» **Exercise instructions**
Search the entries for the word "Математическое" and pull out each line that has it.

» **Task data**
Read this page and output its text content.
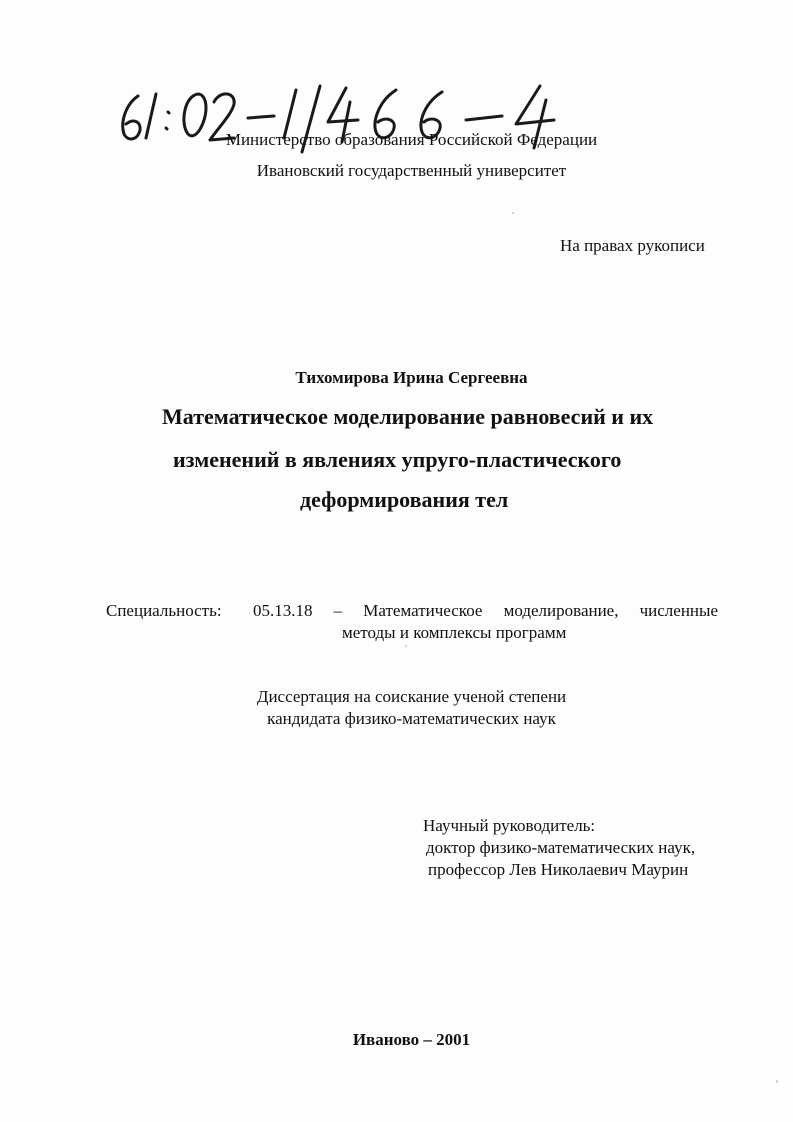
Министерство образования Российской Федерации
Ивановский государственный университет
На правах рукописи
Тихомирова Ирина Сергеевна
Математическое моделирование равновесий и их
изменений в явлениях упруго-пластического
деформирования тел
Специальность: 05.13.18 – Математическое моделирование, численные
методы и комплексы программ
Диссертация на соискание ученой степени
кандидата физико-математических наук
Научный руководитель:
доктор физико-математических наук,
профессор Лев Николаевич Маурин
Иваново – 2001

--

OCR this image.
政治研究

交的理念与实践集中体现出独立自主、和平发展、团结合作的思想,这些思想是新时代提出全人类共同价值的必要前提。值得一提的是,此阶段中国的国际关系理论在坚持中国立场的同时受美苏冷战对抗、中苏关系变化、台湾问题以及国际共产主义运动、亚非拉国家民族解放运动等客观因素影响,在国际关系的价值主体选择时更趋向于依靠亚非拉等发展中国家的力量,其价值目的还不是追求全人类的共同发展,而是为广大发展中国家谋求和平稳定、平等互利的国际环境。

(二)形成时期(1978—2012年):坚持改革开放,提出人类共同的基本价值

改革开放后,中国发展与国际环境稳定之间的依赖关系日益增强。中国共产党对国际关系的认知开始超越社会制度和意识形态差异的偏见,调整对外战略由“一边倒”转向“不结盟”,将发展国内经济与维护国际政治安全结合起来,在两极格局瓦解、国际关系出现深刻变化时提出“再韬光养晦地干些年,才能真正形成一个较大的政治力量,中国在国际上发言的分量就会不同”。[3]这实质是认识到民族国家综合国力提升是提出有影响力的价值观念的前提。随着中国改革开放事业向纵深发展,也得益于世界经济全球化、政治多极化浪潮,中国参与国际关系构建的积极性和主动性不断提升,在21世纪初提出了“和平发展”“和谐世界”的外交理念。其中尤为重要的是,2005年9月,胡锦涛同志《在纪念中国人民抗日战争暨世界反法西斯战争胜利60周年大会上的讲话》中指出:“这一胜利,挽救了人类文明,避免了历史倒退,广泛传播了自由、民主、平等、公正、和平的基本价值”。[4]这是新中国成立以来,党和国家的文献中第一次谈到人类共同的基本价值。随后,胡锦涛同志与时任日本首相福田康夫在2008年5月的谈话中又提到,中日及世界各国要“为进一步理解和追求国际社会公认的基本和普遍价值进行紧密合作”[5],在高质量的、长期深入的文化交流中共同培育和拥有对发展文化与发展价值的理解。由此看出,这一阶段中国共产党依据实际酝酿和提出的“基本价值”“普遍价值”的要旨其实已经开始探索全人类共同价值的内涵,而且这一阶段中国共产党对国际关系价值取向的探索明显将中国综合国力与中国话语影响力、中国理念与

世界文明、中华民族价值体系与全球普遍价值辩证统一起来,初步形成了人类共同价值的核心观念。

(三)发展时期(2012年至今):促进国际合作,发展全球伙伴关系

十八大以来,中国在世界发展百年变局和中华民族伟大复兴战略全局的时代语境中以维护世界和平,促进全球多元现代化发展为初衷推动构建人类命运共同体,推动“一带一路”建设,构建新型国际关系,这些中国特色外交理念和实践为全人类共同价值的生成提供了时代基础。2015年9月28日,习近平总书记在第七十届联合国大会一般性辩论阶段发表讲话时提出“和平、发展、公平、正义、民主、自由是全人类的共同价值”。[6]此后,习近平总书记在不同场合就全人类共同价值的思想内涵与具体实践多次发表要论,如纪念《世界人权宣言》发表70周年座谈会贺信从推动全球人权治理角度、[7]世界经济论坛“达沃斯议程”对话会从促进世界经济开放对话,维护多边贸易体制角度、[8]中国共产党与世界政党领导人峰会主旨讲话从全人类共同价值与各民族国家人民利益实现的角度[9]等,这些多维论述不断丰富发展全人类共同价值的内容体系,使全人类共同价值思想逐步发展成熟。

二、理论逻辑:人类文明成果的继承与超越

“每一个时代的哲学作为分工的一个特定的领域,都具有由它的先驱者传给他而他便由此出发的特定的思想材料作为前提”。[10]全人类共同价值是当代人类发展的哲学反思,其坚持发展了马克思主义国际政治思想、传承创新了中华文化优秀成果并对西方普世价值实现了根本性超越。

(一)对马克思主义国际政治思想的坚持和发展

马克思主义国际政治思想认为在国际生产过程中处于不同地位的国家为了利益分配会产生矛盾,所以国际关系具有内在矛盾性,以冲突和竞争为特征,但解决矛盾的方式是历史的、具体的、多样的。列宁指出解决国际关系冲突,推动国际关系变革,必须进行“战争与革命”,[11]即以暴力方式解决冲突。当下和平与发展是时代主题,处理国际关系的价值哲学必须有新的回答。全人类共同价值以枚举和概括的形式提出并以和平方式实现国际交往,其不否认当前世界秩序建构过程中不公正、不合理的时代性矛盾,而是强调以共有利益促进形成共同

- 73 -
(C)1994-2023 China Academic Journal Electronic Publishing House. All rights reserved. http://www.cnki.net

» **Result of the exercise**
Математическое моделирование равновесий и их
Специальность: 05.13.18 – Математическое моделирование, численные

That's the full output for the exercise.